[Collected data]

■ ■ ■ ■ ■ ■ ■

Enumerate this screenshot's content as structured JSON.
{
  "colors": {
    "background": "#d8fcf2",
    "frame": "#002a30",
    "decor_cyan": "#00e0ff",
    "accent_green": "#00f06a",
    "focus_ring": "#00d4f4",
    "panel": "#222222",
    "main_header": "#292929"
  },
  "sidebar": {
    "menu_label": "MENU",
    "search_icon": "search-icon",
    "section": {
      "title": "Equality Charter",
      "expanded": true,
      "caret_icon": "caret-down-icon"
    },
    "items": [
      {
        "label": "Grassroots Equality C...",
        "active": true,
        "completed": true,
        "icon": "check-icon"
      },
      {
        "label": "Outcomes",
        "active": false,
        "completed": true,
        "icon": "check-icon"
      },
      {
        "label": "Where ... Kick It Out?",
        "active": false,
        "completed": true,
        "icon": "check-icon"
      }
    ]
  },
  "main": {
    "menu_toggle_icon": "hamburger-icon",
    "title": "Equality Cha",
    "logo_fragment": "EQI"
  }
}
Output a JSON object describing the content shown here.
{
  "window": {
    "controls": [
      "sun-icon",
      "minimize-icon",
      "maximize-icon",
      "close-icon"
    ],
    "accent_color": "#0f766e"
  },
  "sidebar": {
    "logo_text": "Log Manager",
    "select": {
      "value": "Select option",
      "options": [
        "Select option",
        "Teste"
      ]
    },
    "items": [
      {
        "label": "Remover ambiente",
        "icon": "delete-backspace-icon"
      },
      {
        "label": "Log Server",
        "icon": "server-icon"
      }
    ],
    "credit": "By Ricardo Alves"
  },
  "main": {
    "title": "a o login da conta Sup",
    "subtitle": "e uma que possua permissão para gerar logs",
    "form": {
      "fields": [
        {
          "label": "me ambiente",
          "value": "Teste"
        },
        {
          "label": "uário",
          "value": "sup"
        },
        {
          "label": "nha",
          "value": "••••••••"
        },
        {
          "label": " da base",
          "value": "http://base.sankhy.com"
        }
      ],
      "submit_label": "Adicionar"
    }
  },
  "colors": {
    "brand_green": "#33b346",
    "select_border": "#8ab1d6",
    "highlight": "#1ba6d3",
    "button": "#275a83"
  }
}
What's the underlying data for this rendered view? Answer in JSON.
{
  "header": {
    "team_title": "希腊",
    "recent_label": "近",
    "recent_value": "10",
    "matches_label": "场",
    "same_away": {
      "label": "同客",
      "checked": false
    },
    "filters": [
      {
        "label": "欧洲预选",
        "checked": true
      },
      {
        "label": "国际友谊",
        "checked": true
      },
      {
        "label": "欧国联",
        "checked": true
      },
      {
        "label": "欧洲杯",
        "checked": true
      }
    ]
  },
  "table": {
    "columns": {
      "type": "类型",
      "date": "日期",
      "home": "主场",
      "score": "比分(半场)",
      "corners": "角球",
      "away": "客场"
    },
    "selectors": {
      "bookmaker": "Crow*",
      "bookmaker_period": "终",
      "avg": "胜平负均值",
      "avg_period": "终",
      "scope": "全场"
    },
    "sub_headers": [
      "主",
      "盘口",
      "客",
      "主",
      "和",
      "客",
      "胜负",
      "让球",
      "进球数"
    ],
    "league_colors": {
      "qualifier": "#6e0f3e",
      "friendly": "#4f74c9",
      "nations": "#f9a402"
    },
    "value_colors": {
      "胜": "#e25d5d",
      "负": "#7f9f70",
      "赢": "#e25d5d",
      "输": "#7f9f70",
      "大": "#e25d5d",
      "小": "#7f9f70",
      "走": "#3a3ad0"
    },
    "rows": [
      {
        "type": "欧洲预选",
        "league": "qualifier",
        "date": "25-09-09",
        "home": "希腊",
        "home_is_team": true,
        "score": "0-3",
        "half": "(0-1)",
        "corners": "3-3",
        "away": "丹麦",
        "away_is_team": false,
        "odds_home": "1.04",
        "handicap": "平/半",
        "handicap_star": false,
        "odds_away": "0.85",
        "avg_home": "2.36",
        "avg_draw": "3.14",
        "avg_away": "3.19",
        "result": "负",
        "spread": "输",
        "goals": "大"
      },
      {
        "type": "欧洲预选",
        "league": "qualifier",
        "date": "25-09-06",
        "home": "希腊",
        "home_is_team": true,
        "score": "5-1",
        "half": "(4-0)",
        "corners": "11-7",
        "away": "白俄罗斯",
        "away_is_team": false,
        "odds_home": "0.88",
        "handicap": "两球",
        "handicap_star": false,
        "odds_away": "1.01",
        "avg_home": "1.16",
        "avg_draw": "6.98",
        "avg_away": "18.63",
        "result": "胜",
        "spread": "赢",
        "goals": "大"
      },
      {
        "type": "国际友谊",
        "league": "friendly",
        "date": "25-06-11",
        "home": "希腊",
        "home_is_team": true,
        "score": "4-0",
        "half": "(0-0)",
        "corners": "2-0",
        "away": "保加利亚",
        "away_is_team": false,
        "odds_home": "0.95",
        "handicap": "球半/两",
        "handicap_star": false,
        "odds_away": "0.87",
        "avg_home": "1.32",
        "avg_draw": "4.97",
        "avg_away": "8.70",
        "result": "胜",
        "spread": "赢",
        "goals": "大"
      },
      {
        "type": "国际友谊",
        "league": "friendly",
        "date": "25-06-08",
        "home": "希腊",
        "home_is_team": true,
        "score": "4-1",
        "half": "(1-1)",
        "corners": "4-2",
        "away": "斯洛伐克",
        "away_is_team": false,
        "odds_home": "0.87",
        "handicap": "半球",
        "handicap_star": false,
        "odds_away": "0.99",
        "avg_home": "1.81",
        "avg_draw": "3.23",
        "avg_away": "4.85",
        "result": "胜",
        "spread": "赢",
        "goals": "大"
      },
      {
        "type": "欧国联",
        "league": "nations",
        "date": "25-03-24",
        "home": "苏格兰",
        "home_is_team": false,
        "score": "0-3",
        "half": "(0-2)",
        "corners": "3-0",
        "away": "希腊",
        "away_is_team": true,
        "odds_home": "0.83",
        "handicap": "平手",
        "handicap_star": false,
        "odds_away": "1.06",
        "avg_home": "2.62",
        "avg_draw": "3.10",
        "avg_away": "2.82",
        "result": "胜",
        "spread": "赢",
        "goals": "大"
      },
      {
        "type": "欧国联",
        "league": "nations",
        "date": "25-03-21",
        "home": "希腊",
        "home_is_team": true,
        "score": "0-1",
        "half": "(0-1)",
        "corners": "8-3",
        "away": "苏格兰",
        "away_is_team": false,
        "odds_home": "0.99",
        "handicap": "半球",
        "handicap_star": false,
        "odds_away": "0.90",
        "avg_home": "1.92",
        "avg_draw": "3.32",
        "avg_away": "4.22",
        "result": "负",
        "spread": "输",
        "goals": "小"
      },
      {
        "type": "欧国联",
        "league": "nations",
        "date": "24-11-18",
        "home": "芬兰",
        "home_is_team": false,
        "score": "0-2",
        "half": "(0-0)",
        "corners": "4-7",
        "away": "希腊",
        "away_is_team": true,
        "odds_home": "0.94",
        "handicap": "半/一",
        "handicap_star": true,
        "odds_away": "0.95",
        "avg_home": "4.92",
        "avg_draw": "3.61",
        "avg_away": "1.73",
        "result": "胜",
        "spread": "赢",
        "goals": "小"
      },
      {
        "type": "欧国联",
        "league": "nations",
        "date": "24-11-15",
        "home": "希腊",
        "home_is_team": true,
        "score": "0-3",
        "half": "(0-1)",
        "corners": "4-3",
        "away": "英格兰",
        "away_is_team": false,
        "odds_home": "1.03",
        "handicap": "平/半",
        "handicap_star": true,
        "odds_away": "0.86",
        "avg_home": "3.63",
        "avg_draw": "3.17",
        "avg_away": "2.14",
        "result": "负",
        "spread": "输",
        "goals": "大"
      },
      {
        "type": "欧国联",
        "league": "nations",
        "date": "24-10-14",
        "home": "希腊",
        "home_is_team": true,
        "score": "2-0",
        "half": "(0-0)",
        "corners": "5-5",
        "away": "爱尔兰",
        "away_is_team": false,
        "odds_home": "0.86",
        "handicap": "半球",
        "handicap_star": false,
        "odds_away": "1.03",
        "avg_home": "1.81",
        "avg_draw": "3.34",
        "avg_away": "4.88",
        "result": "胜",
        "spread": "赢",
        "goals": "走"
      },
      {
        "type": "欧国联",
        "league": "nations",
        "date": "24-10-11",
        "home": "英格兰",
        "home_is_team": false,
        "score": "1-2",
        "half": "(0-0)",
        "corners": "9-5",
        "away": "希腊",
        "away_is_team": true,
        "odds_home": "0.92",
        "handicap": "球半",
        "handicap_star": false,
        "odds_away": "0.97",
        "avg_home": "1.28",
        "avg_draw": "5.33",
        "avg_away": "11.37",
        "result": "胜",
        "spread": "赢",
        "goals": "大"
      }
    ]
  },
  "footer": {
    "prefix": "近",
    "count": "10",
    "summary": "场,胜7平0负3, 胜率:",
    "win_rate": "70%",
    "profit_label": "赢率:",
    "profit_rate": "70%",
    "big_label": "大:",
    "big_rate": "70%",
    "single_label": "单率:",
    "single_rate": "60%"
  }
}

■ ■ ■ ■ ■ ■ ■

Copy all lines from the material that include "corners".

      "corners": "角球",
        "corners": "3-3",
        "corners": "11-7",
        "corners": "2-0",
        "corners": "4-2",
        "corners": "3-0",
        "corners": "8-3",
        "corners": "4-7",
        "corners": "4-3",
        "corners": "5-5",
        "corners": "9-5",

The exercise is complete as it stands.